--- Start of Material for this task ---

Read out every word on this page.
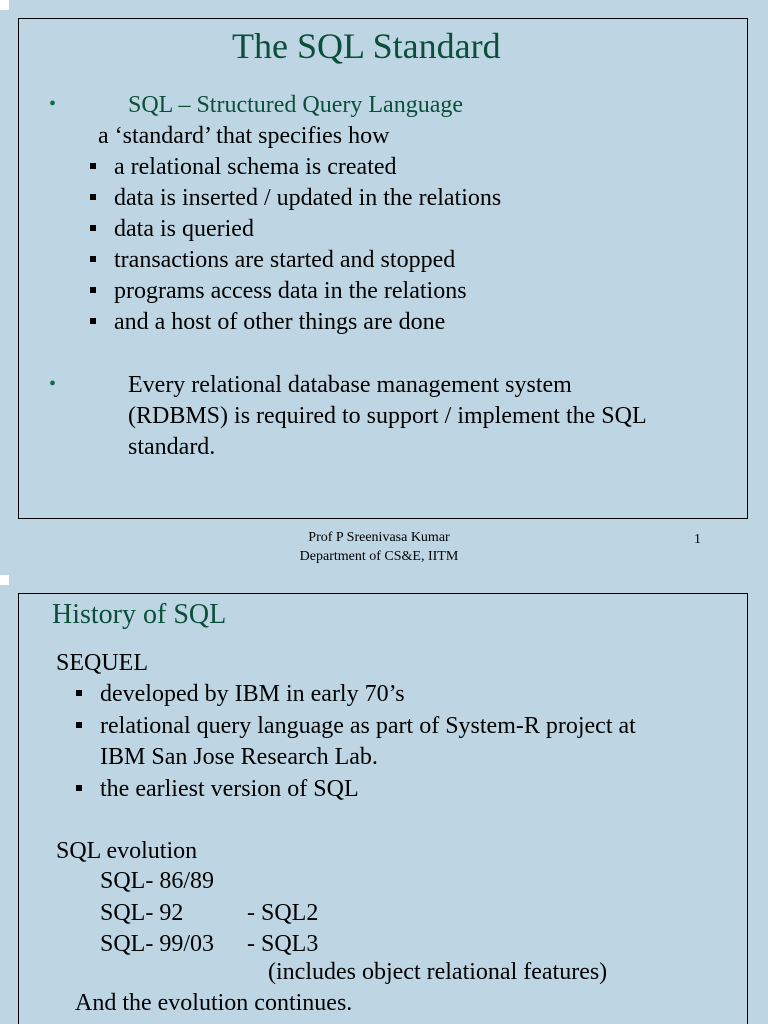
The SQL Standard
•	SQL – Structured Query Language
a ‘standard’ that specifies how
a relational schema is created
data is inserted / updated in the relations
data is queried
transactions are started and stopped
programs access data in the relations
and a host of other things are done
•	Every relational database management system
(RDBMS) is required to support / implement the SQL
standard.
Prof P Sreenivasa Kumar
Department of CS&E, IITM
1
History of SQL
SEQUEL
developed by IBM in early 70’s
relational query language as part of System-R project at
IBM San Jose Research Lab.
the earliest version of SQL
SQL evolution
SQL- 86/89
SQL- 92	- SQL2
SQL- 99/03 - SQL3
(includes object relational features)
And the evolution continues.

--- End of Material for this task ---

= Work to be completed =
Print all of the entries word for word. Skip any images they contain.

= The output =
Read out every word on this page.
The SQL Standard
•	SQL – Structured Query Language
a ‘standard’ that specifies how
a relational schema is created
data is inserted / updated in the relations
data is queried
transactions are started and stopped
programs access data in the relations
and a host of other things are done
•	Every relational database management system
(RDBMS) is required to support / implement the SQL
standard.
Prof P Sreenivasa Kumar
Department of CS&E, IITM
1
History of SQL
SEQUEL
developed by IBM in early 70’s
relational query language as part of System-R project at
IBM San Jose Research Lab.
the earliest version of SQL
SQL evolution
SQL- 86/89
SQL- 92	- SQL2
SQL- 99/03 - SQL3
(includes object relational features)
And the evolution continues.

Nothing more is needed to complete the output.